-------- Dataset extract --------
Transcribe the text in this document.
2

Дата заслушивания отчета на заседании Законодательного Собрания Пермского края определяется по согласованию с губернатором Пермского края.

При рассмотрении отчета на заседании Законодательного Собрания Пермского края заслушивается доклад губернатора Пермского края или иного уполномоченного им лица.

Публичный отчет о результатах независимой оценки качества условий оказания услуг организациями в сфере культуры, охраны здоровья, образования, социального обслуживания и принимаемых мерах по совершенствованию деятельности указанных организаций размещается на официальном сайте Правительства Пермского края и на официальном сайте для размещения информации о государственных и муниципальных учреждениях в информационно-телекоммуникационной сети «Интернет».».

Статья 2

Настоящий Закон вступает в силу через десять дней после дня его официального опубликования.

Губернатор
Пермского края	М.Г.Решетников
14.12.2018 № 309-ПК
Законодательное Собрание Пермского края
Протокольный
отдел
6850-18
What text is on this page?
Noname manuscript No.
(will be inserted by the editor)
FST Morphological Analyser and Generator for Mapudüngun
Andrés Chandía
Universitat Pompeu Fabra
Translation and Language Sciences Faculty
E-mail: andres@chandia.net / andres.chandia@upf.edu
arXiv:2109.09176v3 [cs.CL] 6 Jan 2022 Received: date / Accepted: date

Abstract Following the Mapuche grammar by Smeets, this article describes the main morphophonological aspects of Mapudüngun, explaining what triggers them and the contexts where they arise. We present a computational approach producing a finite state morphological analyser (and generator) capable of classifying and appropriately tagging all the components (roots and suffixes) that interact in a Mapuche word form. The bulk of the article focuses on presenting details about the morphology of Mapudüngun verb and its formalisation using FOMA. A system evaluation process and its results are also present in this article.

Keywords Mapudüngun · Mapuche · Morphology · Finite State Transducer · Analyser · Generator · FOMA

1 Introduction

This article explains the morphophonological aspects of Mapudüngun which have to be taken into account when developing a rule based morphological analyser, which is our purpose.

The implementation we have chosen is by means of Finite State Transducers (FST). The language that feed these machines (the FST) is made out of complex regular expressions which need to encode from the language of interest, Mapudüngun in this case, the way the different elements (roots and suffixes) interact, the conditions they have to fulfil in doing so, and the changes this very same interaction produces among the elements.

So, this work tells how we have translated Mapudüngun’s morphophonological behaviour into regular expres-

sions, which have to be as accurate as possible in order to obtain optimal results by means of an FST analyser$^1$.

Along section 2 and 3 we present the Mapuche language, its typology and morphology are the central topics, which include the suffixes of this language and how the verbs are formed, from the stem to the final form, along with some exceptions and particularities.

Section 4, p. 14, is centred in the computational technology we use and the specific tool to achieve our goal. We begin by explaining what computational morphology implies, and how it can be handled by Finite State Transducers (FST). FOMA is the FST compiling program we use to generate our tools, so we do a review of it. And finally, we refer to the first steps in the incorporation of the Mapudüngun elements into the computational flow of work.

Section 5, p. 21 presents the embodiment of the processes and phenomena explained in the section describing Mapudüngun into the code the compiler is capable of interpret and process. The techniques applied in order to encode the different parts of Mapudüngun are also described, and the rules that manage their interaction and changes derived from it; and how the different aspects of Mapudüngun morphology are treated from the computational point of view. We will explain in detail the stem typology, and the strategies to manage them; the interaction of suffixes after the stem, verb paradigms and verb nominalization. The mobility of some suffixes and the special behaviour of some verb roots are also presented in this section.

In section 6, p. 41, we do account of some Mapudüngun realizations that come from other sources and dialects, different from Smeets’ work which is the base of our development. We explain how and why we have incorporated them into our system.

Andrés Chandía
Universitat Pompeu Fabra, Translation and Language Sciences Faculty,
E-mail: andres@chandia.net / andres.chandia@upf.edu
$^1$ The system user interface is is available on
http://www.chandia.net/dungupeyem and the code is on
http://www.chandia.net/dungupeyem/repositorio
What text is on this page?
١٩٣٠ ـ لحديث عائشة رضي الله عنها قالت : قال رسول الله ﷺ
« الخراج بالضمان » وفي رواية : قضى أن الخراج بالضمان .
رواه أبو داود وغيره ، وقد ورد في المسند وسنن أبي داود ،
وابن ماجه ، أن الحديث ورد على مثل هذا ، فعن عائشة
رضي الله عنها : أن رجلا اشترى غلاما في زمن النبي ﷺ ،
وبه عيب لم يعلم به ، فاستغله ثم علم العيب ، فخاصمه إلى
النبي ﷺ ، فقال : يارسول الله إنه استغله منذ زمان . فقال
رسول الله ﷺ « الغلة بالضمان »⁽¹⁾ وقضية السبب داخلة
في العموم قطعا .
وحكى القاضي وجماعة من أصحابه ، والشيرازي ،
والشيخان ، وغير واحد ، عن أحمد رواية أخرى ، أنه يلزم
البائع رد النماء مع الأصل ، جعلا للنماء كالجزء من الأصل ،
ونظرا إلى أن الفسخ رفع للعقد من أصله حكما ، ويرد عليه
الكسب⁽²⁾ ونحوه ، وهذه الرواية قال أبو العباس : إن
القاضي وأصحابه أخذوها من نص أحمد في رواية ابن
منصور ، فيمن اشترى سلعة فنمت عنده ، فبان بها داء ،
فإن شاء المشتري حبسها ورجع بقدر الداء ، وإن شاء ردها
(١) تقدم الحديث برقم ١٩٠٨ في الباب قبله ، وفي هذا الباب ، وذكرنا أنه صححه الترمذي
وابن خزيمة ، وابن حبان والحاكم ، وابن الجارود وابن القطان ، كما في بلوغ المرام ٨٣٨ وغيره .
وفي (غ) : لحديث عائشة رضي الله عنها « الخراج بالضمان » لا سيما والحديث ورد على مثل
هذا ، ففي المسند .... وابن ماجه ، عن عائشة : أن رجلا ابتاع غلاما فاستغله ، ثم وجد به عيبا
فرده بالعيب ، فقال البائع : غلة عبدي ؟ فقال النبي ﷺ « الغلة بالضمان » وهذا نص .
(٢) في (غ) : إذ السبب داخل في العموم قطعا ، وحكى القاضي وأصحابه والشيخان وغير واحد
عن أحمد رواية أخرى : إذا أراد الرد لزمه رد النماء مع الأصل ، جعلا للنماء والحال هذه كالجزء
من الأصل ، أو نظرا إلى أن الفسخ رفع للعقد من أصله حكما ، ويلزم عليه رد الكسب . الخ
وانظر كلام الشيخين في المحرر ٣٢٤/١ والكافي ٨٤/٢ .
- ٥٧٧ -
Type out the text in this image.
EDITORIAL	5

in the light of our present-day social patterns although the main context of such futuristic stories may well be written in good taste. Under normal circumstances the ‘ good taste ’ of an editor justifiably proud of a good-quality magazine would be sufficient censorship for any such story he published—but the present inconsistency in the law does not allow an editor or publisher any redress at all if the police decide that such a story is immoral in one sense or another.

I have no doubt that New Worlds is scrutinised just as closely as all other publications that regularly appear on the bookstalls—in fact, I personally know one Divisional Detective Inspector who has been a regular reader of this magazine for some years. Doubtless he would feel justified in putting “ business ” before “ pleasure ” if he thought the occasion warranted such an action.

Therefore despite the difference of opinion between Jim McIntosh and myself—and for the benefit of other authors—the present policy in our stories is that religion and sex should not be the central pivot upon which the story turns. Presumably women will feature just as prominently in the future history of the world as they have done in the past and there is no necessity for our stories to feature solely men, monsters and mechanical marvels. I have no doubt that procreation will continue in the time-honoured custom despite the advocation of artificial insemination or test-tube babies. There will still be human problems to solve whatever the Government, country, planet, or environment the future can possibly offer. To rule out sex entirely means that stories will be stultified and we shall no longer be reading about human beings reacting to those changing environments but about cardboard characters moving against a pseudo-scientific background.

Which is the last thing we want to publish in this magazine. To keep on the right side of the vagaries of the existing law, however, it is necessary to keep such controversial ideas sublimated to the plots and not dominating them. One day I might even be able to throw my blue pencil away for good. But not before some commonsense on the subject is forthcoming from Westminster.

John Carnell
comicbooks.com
--------
Copy the entries above exactly, leaving none out.

Transcribe the text in this document.
2

Дата заслушивания отчета на заседании Законодательного Собрания Пермского края определяется по согласованию с губернатором Пермского края.

При рассмотрении отчета на заседании Законодательного Собрания Пермского края заслушивается доклад губернатора Пермского края или иного уполномоченного им лица.

Публичный отчет о результатах независимой оценки качества условий оказания услуг организациями в сфере культуры, охраны здоровья, образования, социального обслуживания и принимаемых мерах по совершенствованию деятельности указанных организаций размещается на официальном сайте Правительства Пермского края и на официальном сайте для размещения информации о государственных и муниципальных учреждениях в информационно-телекоммуникационной сети «Интернет».».

Статья 2

Настоящий Закон вступает в силу через десять дней после дня его официального опубликования.

Губернатор
Пермского края	М.Г.Решетников
14.12.2018 № 309-ПК
Законодательное Собрание Пермского края
Протокольный
отдел
6850-18
What text is on this page?
Noname manuscript No.
(will be inserted by the editor)
FST Morphological Analyser and Generator for Mapudüngun
Andrés Chandía
Universitat Pompeu Fabra
Translation and Language Sciences Faculty
E-mail: andres@chandia.net / andres.chandia@upf.edu
arXiv:2109.09176v3 [cs.CL] 6 Jan 2022 Received: date / Accepted: date

Abstract Following the Mapuche grammar by Smeets, this article describes the main morphophonological aspects of Mapudüngun, explaining what triggers them and the contexts where they arise. We present a computational approach producing a finite state morphological analyser (and generator) capable of classifying and appropriately tagging all the components (roots and suffixes) that interact in a Mapuche word form. The bulk of the article focuses on presenting details about the morphology of Mapudüngun verb and its formalisation using FOMA. A system evaluation process and its results are also present in this article.

Keywords Mapudüngun · Mapuche · Morphology · Finite State Transducer · Analyser · Generator · FOMA

1 Introduction

This article explains the morphophonological aspects of Mapudüngun which have to be taken into account when developing a rule based morphological analyser, which is our purpose.

The implementation we have chosen is by means of Finite State Transducers (FST). The language that feed these machines (the FST) is made out of complex regular expressions which need to encode from the language of interest, Mapudüngun in this case, the way the different elements (roots and suffixes) interact, the conditions they have to fulfil in doing so, and the changes this very same interaction produces among the elements.

So, this work tells how we have translated Mapudüngun’s morphophonological behaviour into regular expres-

sions, which have to be as accurate as possible in order to obtain optimal results by means of an FST analyser$^1$.

Along section 2 and 3 we present the Mapuche language, its typology and morphology are the central topics, which include the suffixes of this language and how the verbs are formed, from the stem to the final form, along with some exceptions and particularities.

Section 4, p. 14, is centred in the computational technology we use and the specific tool to achieve our goal. We begin by explaining what computational morphology implies, and how it can be handled by Finite State Transducers (FST). FOMA is the FST compiling program we use to generate our tools, so we do a review of it. And finally, we refer to the first steps in the incorporation of the Mapudüngun elements into the computational flow of work.

Section 5, p. 21 presents the embodiment of the processes and phenomena explained in the section describing Mapudüngun into the code the compiler is capable of interpret and process. The techniques applied in order to encode the different parts of Mapudüngun are also described, and the rules that manage their interaction and changes derived from it; and how the different aspects of Mapudüngun morphology are treated from the computational point of view. We will explain in detail the stem typology, and the strategies to manage them; the interaction of suffixes after the stem, verb paradigms and verb nominalization. The mobility of some suffixes and the special behaviour of some verb roots are also presented in this section.

In section 6, p. 41, we do account of some Mapudüngun realizations that come from other sources and dialects, different from Smeets’ work which is the base of our development. We explain how and why we have incorporated them into our system.

Andrés Chandía
Universitat Pompeu Fabra, Translation and Language Sciences Faculty,
E-mail: andres@chandia.net / andres.chandia@upf.edu
$^1$ The system user interface is is available on
http://www.chandia.net/dungupeyem and the code is on
http://www.chandia.net/dungupeyem/repositorio
What text is on this page?
١٩٣٠ ـ لحديث عائشة رضي الله عنها قالت : قال رسول الله ﷺ
« الخراج بالضمان » وفي رواية : قضى أن الخراج بالضمان .
رواه أبو داود وغيره ، وقد ورد في المسند وسنن أبي داود ،
وابن ماجه ، أن الحديث ورد على مثل هذا ، فعن عائشة
رضي الله عنها : أن رجلا اشترى غلاما في زمن النبي ﷺ ،
وبه عيب لم يعلم به ، فاستغله ثم علم العيب ، فخاصمه إلى
النبي ﷺ ، فقال : يارسول الله إنه استغله منذ زمان . فقال
رسول الله ﷺ « الغلة بالضمان »⁽¹⁾ وقضية السبب داخلة
في العموم قطعا .
وحكى القاضي وجماعة من أصحابه ، والشيرازي ،
والشيخان ، وغير واحد ، عن أحمد رواية أخرى ، أنه يلزم
البائع رد النماء مع الأصل ، جعلا للنماء كالجزء من الأصل ،
ونظرا إلى أن الفسخ رفع للعقد من أصله حكما ، ويرد عليه
الكسب⁽²⁾ ونحوه ، وهذه الرواية قال أبو العباس : إن
القاضي وأصحابه أخذوها من نص أحمد في رواية ابن
منصور ، فيمن اشترى سلعة فنمت عنده ، فبان بها داء ،
فإن شاء المشتري حبسها ورجع بقدر الداء ، وإن شاء ردها
(١) تقدم الحديث برقم ١٩٠٨ في الباب قبله ، وفي هذا الباب ، وذكرنا أنه صححه الترمذي
وابن خزيمة ، وابن حبان والحاكم ، وابن الجارود وابن القطان ، كما في بلوغ المرام ٨٣٨ وغيره .
وفي (غ) : لحديث عائشة رضي الله عنها « الخراج بالضمان » لا سيما والحديث ورد على مثل
هذا ، ففي المسند .... وابن ماجه ، عن عائشة : أن رجلا ابتاع غلاما فاستغله ، ثم وجد به عيبا
فرده بالعيب ، فقال البائع : غلة عبدي ؟ فقال النبي ﷺ « الغلة بالضمان » وهذا نص .
(٢) في (غ) : إذ السبب داخل في العموم قطعا ، وحكى القاضي وأصحابه والشيخان وغير واحد
عن أحمد رواية أخرى : إذا أراد الرد لزمه رد النماء مع الأصل ، جعلا للنماء والحال هذه كالجزء
من الأصل ، أو نظرا إلى أن الفسخ رفع للعقد من أصله حكما ، ويلزم عليه رد الكسب . الخ
وانظر كلام الشيخين في المحرر ٣٢٤/١ والكافي ٨٤/٢ .
- ٥٧٧ -
Type out the text in this image.
EDITORIAL	5

in the light of our present-day social patterns although the main context of such futuristic stories may well be written in good taste. Under normal circumstances the ‘ good taste ’ of an editor justifiably proud of a good-quality magazine would be sufficient censorship for any such story he published—but the present inconsistency in the law does not allow an editor or publisher any redress at all if the police decide that such a story is immoral in one sense or another.

I have no doubt that New Worlds is scrutinised just as closely as all other publications that regularly appear on the bookstalls—in fact, I personally know one Divisional Detective Inspector who has been a regular reader of this magazine for some years. Doubtless he would feel justified in putting “ business ” before “ pleasure ” if he thought the occasion warranted such an action.

Therefore despite the difference of opinion between Jim McIntosh and myself—and for the benefit of other authors—the present policy in our stories is that religion and sex should not be the central pivot upon which the story turns. Presumably women will feature just as prominently in the future history of the world as they have done in the past and there is no necessity for our stories to feature solely men, monsters and mechanical marvels. I have no doubt that procreation will continue in the time-honoured custom despite the advocation of artificial insemination or test-tube babies. There will still be human problems to solve whatever the Government, country, planet, or environment the future can possibly offer. To rule out sex entirely means that stories will be stultified and we shall no longer be reading about human beings reacting to those changing environments but about cardboard characters moving against a pseudo-scientific background.

Which is the last thing we want to publish in this magazine. To keep on the right side of the vagaries of the existing law, however, it is necessary to keep such controversial ideas sublimated to the plots and not dominating them. One day I might even be able to throw my blue pencil away for good. But not before some commonsense on the subject is forthcoming from Westminster.

John Carnell
comicbooks.com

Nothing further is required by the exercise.